Items from a data source
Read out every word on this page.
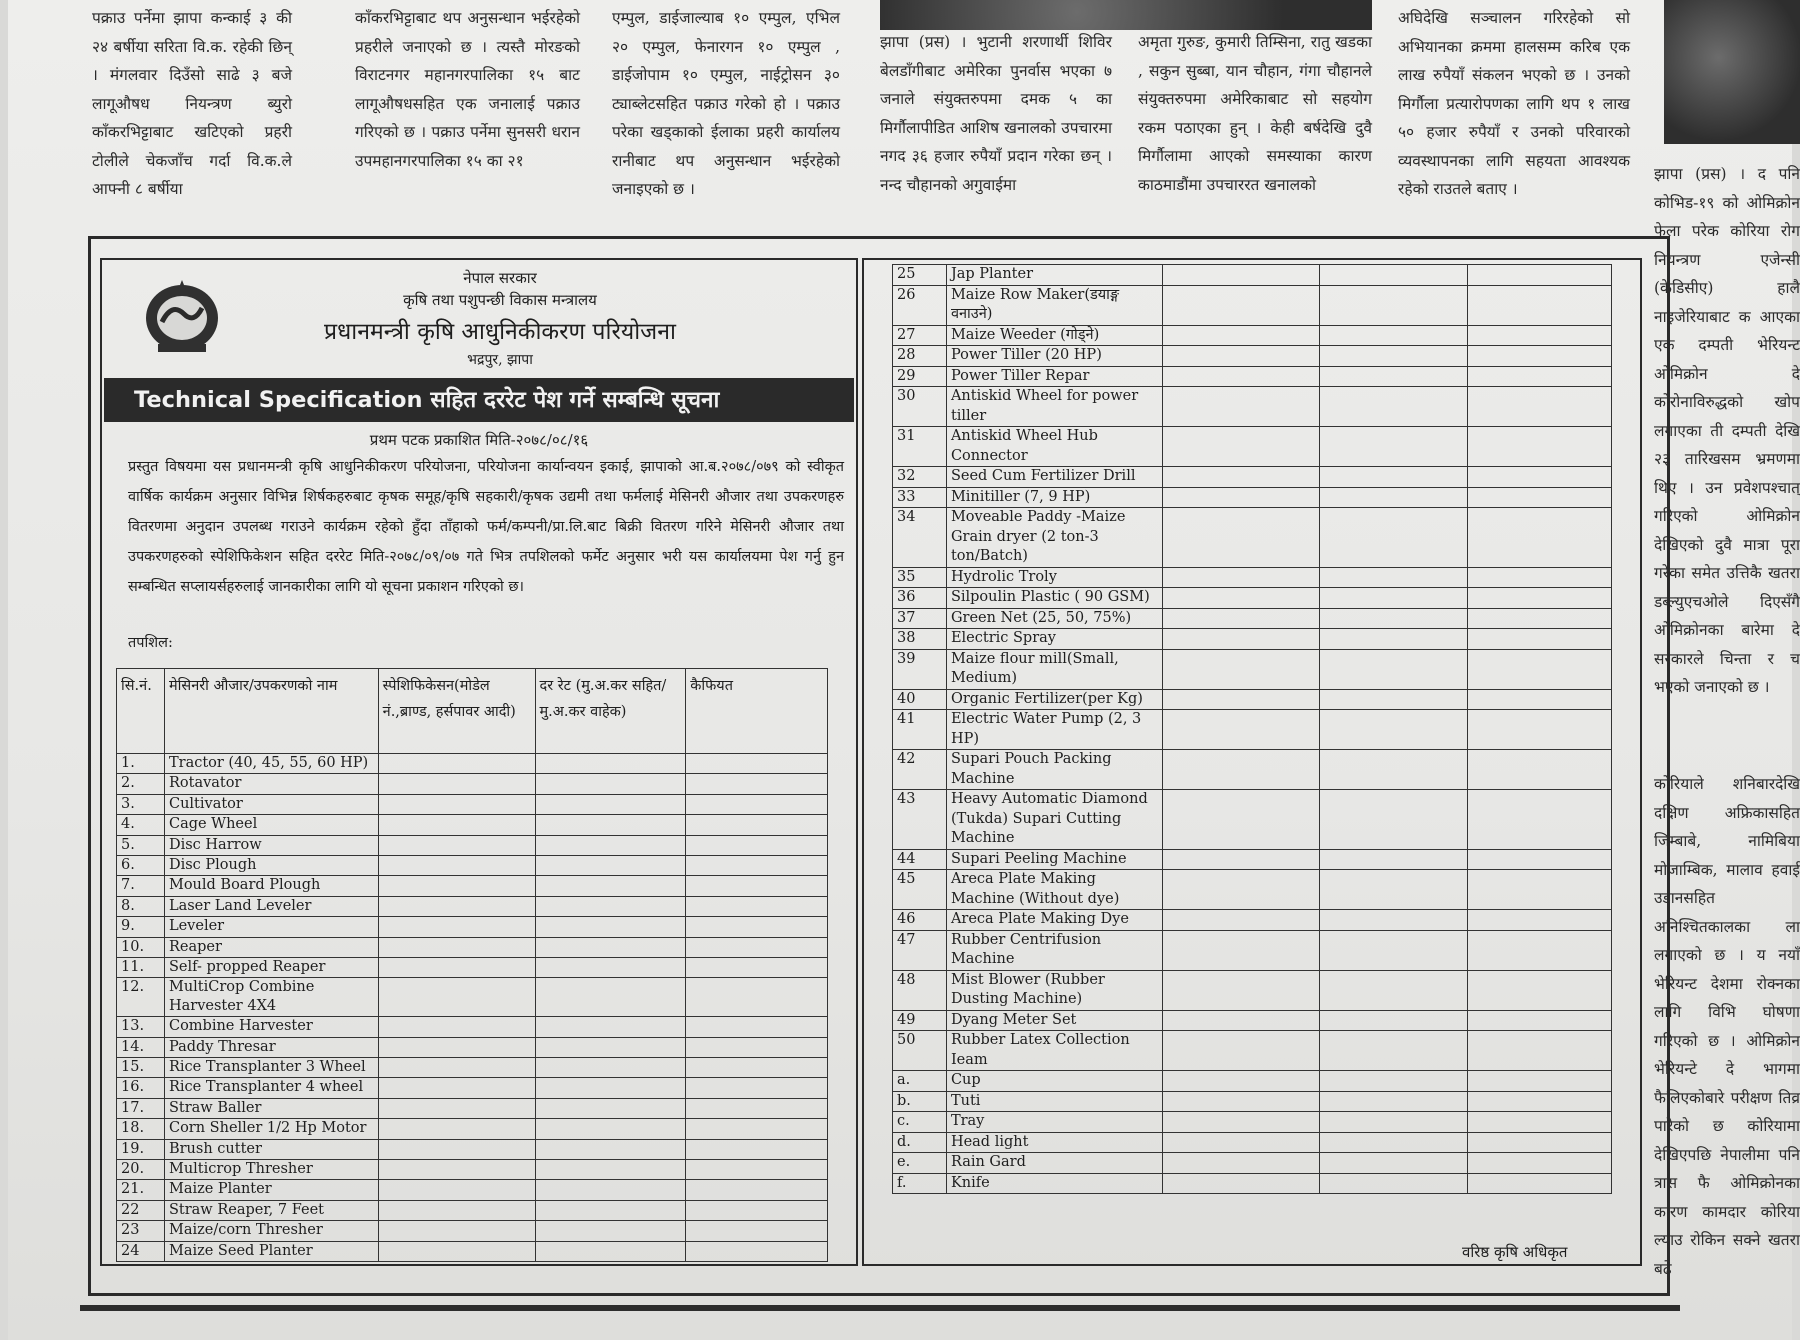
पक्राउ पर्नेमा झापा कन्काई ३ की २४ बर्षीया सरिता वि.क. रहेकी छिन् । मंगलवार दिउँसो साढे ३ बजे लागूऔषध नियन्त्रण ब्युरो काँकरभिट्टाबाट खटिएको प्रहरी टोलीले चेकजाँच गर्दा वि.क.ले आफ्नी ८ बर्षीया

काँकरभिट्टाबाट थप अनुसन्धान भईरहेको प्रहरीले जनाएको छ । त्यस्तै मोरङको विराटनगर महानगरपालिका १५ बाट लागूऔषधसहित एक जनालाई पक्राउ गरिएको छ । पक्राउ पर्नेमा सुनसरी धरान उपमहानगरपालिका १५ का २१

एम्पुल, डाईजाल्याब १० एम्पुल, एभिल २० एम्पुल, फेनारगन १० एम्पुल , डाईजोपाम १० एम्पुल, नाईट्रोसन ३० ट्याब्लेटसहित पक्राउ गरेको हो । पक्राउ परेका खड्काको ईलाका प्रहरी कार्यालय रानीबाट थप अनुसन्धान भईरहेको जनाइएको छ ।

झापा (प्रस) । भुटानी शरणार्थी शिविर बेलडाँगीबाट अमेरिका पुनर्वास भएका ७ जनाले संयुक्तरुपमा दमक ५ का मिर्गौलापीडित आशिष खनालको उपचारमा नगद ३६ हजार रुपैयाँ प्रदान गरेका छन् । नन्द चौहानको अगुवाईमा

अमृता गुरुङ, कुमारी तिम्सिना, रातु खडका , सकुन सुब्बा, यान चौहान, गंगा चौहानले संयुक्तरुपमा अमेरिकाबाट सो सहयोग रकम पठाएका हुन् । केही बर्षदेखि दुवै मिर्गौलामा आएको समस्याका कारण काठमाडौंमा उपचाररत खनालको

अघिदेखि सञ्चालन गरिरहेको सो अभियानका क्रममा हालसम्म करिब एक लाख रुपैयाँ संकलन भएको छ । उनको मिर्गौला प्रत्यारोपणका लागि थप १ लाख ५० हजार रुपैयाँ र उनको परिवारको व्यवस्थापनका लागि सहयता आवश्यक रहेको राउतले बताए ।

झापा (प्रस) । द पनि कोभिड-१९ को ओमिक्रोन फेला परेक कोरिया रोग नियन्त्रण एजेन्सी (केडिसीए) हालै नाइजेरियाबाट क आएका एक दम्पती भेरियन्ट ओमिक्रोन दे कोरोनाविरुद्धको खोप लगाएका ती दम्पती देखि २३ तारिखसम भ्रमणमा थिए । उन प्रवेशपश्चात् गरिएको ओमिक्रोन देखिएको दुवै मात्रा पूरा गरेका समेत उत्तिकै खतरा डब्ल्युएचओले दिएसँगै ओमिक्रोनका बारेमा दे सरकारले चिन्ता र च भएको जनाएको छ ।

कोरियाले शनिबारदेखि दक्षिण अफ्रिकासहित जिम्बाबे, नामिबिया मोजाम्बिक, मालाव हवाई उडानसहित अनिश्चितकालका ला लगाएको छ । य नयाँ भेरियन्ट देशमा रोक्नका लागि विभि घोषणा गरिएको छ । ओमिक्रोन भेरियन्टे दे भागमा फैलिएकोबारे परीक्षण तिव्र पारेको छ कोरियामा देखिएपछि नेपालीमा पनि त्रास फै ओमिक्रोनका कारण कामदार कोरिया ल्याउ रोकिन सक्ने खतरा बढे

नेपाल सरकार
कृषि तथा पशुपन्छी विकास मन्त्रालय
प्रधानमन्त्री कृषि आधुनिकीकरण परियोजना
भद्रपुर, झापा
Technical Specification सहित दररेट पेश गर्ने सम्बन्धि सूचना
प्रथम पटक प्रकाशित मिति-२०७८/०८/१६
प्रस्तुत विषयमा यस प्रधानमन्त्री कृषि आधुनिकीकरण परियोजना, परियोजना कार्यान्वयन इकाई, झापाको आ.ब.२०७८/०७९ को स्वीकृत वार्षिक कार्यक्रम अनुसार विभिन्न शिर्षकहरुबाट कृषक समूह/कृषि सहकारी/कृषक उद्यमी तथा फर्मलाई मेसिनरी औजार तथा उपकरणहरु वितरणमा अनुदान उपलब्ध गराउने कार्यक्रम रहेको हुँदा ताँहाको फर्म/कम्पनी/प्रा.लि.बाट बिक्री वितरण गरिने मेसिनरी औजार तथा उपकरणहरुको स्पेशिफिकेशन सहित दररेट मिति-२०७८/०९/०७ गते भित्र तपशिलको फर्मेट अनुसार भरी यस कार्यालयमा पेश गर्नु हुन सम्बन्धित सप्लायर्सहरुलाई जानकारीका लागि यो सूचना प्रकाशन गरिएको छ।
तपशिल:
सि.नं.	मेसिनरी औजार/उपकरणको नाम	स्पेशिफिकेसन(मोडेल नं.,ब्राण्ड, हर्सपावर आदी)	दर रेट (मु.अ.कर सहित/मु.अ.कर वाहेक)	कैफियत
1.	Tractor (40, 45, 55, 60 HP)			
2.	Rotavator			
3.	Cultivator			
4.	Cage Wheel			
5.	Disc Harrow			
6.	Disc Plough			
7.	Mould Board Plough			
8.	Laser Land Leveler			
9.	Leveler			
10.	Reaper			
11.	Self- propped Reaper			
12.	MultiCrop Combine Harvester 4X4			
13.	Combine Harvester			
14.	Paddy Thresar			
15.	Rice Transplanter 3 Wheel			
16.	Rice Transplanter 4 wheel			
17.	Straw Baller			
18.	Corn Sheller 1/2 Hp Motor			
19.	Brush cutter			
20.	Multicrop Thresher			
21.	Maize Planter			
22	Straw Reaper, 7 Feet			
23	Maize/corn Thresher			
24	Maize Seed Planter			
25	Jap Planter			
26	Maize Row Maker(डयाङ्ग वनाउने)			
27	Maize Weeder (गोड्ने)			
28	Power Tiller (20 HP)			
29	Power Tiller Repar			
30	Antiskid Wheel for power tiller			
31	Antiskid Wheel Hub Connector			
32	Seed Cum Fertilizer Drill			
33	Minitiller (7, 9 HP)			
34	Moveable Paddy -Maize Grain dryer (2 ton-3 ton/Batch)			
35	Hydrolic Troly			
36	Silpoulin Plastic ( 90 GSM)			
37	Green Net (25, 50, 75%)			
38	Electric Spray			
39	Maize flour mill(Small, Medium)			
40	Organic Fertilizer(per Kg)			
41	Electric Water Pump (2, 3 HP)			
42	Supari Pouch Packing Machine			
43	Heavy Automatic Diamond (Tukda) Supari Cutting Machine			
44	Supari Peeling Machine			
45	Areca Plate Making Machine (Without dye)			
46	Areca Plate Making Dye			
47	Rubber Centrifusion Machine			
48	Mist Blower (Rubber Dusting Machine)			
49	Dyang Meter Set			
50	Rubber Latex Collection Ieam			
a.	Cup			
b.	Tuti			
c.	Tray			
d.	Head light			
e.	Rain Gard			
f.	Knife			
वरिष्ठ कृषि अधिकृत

---

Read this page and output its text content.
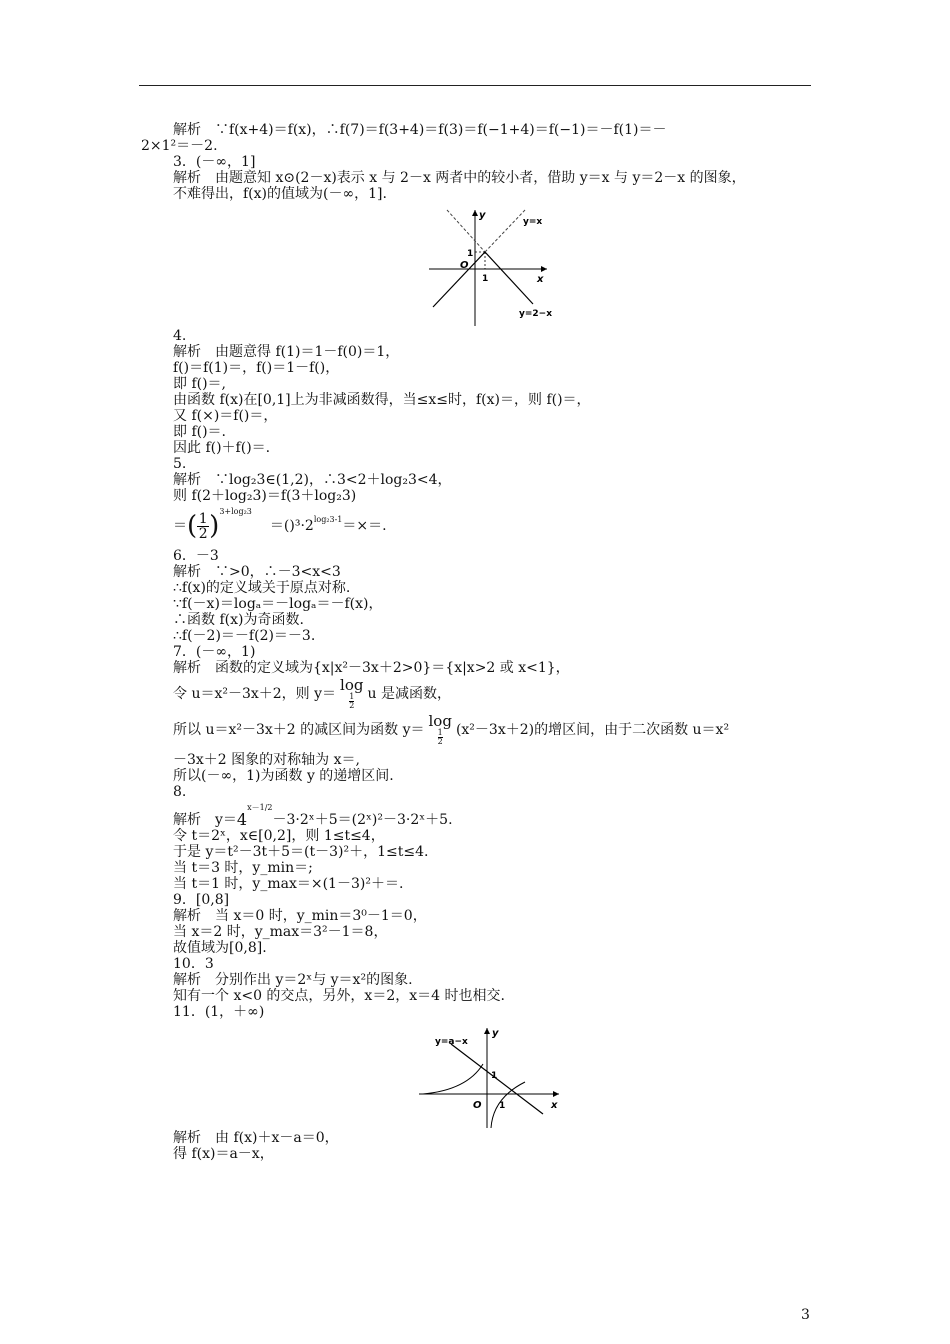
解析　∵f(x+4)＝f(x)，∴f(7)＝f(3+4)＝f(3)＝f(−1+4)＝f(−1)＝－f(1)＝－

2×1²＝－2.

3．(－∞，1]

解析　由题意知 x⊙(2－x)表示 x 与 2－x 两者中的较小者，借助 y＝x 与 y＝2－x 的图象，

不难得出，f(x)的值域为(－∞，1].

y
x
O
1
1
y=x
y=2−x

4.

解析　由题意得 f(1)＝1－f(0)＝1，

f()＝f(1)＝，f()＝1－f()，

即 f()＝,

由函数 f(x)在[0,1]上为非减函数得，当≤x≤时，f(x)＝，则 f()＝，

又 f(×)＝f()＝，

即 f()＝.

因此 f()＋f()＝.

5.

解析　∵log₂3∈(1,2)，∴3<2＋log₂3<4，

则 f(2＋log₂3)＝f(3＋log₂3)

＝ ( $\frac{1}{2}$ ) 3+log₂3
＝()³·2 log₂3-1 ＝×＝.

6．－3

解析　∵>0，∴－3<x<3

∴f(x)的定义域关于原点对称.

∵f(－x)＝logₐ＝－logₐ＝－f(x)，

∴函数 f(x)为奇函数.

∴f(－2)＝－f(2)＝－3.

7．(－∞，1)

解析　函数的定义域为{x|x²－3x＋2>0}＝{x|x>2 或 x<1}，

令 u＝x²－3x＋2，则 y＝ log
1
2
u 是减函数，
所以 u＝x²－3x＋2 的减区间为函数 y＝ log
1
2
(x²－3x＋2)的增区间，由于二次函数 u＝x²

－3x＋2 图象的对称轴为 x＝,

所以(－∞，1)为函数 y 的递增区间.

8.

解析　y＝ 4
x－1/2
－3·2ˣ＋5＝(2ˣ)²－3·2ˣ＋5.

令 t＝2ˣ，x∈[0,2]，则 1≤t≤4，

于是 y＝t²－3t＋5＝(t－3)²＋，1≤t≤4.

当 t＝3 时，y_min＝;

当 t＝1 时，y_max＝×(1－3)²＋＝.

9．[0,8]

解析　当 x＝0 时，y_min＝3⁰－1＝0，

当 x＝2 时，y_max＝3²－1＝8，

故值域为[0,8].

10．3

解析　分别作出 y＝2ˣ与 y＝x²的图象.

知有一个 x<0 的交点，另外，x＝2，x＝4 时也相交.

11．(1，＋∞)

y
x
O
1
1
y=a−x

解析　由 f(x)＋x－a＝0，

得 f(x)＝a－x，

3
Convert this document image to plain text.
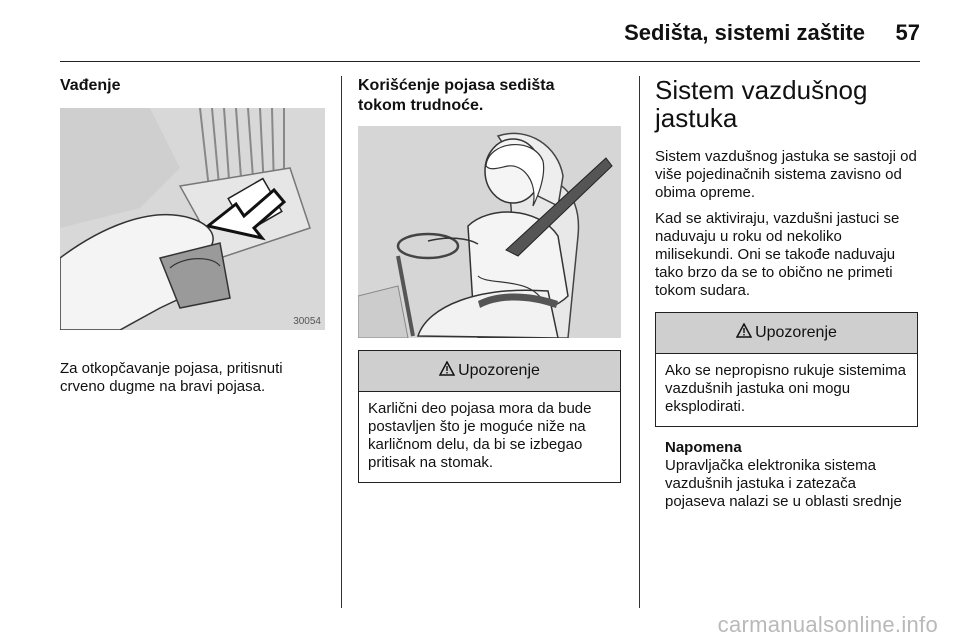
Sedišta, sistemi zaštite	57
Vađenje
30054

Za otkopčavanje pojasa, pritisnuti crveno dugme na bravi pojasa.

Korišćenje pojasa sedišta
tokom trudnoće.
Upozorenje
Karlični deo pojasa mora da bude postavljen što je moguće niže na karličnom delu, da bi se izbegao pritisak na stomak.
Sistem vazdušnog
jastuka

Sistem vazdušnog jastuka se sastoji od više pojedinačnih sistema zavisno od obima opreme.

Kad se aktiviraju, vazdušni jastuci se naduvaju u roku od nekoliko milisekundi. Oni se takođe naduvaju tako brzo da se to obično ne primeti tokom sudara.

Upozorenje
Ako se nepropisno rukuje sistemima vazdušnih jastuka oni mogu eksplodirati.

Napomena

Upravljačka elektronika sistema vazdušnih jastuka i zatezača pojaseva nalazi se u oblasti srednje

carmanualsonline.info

...

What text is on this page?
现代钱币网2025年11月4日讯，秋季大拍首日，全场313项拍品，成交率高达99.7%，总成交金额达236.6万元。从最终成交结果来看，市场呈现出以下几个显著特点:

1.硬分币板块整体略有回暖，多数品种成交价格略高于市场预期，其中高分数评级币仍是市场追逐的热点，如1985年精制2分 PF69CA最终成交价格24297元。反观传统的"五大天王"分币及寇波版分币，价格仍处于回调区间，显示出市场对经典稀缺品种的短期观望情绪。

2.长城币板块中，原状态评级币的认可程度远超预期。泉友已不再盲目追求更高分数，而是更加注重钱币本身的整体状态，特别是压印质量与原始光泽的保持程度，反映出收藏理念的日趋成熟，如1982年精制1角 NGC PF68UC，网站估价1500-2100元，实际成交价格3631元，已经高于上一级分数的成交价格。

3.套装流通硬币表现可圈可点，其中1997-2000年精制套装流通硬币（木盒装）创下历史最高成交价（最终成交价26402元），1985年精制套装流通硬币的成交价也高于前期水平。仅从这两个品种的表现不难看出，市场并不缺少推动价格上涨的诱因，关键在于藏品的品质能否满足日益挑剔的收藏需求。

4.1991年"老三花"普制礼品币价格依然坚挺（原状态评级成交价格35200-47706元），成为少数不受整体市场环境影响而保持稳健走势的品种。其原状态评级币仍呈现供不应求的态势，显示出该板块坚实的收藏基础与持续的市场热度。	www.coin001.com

SET EXERCISE:
Check each line of the records above for "pojasa", and copy those that have it.

RESPONSE TO THIS TASK:
Za otkopčavanje pojasa, pritisnuti crveno dugme na bravi pojasa.
Korišćenje pojasa sedišta
Karlični deo pojasa mora da bude postavljen što je moguće niže na karličnom delu, da bi se izbegao pritisak na stomak.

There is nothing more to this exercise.